Recorded data

[start]

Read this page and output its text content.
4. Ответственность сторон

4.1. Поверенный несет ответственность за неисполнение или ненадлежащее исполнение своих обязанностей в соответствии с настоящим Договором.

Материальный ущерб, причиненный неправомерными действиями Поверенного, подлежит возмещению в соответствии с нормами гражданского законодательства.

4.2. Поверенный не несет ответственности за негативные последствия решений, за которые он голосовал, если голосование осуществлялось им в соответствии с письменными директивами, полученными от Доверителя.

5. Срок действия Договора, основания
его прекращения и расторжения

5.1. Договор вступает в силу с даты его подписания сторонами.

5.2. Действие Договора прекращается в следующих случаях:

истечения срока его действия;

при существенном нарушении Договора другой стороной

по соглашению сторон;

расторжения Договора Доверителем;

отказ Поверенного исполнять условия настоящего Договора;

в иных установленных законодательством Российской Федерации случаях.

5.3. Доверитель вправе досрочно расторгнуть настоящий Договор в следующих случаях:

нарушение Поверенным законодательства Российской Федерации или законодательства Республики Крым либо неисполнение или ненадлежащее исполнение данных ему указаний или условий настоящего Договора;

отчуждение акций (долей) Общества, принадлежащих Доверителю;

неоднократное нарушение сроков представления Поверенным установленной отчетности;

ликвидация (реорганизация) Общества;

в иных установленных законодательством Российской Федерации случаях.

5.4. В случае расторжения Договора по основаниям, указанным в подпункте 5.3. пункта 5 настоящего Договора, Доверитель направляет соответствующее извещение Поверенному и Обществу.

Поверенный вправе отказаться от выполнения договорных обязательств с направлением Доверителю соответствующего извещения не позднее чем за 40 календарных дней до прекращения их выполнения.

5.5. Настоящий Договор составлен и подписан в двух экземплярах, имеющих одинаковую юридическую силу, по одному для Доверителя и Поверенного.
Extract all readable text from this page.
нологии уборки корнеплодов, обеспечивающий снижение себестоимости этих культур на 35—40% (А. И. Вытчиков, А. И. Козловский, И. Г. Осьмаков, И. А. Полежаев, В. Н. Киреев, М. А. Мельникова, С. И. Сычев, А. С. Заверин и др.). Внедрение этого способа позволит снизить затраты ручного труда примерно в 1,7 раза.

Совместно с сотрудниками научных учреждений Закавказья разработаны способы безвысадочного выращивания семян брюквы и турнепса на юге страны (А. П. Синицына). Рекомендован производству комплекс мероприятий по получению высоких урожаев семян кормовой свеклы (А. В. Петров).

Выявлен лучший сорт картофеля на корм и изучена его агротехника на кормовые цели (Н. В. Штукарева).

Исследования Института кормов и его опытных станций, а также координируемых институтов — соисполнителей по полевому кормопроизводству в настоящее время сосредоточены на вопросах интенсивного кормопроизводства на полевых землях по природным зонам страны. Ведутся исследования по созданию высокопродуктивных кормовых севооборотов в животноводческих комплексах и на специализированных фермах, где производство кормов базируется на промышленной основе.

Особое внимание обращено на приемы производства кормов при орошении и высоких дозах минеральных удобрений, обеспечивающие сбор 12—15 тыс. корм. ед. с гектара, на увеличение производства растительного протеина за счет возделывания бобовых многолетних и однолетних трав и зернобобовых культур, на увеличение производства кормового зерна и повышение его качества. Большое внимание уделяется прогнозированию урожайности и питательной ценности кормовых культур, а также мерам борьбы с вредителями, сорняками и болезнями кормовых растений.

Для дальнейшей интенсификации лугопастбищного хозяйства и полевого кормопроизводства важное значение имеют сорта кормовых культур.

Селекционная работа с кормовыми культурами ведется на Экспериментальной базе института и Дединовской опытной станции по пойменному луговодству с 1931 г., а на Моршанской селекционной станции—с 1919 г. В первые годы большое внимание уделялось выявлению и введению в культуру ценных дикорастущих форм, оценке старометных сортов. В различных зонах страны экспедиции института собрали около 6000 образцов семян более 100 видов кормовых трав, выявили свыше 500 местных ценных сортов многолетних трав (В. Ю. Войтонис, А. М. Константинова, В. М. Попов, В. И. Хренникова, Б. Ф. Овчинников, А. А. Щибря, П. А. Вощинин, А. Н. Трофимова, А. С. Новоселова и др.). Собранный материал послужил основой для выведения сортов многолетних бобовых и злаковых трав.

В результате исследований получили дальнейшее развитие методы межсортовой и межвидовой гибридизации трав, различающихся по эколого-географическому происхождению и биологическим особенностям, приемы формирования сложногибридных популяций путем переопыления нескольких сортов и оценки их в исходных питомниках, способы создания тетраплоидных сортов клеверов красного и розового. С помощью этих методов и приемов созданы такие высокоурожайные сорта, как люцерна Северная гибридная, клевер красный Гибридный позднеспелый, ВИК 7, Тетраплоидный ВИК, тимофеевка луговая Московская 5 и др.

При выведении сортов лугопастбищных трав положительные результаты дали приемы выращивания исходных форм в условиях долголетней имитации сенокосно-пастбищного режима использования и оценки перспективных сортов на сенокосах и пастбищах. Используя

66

[end]

* **Short task**: Write out the whole listing again, exactly as it stands.

* **Full output**:
Read this page and output its text content.
4. Ответственность сторон

4.1. Поверенный несет ответственность за неисполнение или ненадлежащее исполнение своих обязанностей в соответствии с настоящим Договором.

Материальный ущерб, причиненный неправомерными действиями Поверенного, подлежит возмещению в соответствии с нормами гражданского законодательства.

4.2. Поверенный не несет ответственности за негативные последствия решений, за которые он голосовал, если голосование осуществлялось им в соответствии с письменными директивами, полученными от Доверителя.

5. Срок действия Договора, основания
его прекращения и расторжения

5.1. Договор вступает в силу с даты его подписания сторонами.

5.2. Действие Договора прекращается в следующих случаях:

истечения срока его действия;

при существенном нарушении Договора другой стороной

по соглашению сторон;

расторжения Договора Доверителем;

отказ Поверенного исполнять условия настоящего Договора;

в иных установленных законодательством Российской Федерации случаях.

5.3. Доверитель вправе досрочно расторгнуть настоящий Договор в следующих случаях:

нарушение Поверенным законодательства Российской Федерации или законодательства Республики Крым либо неисполнение или ненадлежащее исполнение данных ему указаний или условий настоящего Договора;

отчуждение акций (долей) Общества, принадлежащих Доверителю;

неоднократное нарушение сроков представления Поверенным установленной отчетности;

ликвидация (реорганизация) Общества;

в иных установленных законодательством Российской Федерации случаях.

5.4. В случае расторжения Договора по основаниям, указанным в подпункте 5.3. пункта 5 настоящего Договора, Доверитель направляет соответствующее извещение Поверенному и Обществу.

Поверенный вправе отказаться от выполнения договорных обязательств с направлением Доверителю соответствующего извещения не позднее чем за 40 календарных дней до прекращения их выполнения.

5.5. Настоящий Договор составлен и подписан в двух экземплярах, имеющих одинаковую юридическую силу, по одному для Доверителя и Поверенного.
Extract all readable text from this page.
нологии уборки корнеплодов, обеспечивающий снижение себестоимости этих культур на 35—40% (А. И. Вытчиков, А. И. Козловский, И. Г. Осьмаков, И. А. Полежаев, В. Н. Киреев, М. А. Мельникова, С. И. Сычев, А. С. Заверин и др.). Внедрение этого способа позволит снизить затраты ручного труда примерно в 1,7 раза.

Совместно с сотрудниками научных учреждений Закавказья разработаны способы безвысадочного выращивания семян брюквы и турнепса на юге страны (А. П. Синицына). Рекомендован производству комплекс мероприятий по получению высоких урожаев семян кормовой свеклы (А. В. Петров).

Выявлен лучший сорт картофеля на корм и изучена его агротехника на кормовые цели (Н. В. Штукарева).

Исследования Института кормов и его опытных станций, а также координируемых институтов — соисполнителей по полевому кормопроизводству в настоящее время сосредоточены на вопросах интенсивного кормопроизводства на полевых землях по природным зонам страны. Ведутся исследования по созданию высокопродуктивных кормовых севооборотов в животноводческих комплексах и на специализированных фермах, где производство кормов базируется на промышленной основе.

Особое внимание обращено на приемы производства кормов при орошении и высоких дозах минеральных удобрений, обеспечивающие сбор 12—15 тыс. корм. ед. с гектара, на увеличение производства растительного протеина за счет возделывания бобовых многолетних и однолетних трав и зернобобовых культур, на увеличение производства кормового зерна и повышение его качества. Большое внимание уделяется прогнозированию урожайности и питательной ценности кормовых культур, а также мерам борьбы с вредителями, сорняками и болезнями кормовых растений.

Для дальнейшей интенсификации лугопастбищного хозяйства и полевого кормопроизводства важное значение имеют сорта кормовых культур.

Селекционная работа с кормовыми культурами ведется на Экспериментальной базе института и Дединовской опытной станции по пойменному луговодству с 1931 г., а на Моршанской селекционной станции—с 1919 г. В первые годы большое внимание уделялось выявлению и введению в культуру ценных дикорастущих форм, оценке старометных сортов. В различных зонах страны экспедиции института собрали около 6000 образцов семян более 100 видов кормовых трав, выявили свыше 500 местных ценных сортов многолетних трав (В. Ю. Войтонис, А. М. Константинова, В. М. Попов, В. И. Хренникова, Б. Ф. Овчинников, А. А. Щибря, П. А. Вощинин, А. Н. Трофимова, А. С. Новоселова и др.). Собранный материал послужил основой для выведения сортов многолетних бобовых и злаковых трав.

В результате исследований получили дальнейшее развитие методы межсортовой и межвидовой гибридизации трав, различающихся по эколого-географическому происхождению и биологическим особенностям, приемы формирования сложногибридных популяций путем переопыления нескольких сортов и оценки их в исходных питомниках, способы создания тетраплоидных сортов клеверов красного и розового. С помощью этих методов и приемов созданы такие высокоурожайные сорта, как люцерна Северная гибридная, клевер красный Гибридный позднеспелый, ВИК 7, Тетраплоидный ВИК, тимофеевка луговая Московская 5 и др.

При выведении сортов лугопастбищных трав положительные результаты дали приемы выращивания исходных форм в условиях долголетней имитации сенокосно-пастбищного режима использования и оценки перспективных сортов на сенокосах и пастбищах. Используя

66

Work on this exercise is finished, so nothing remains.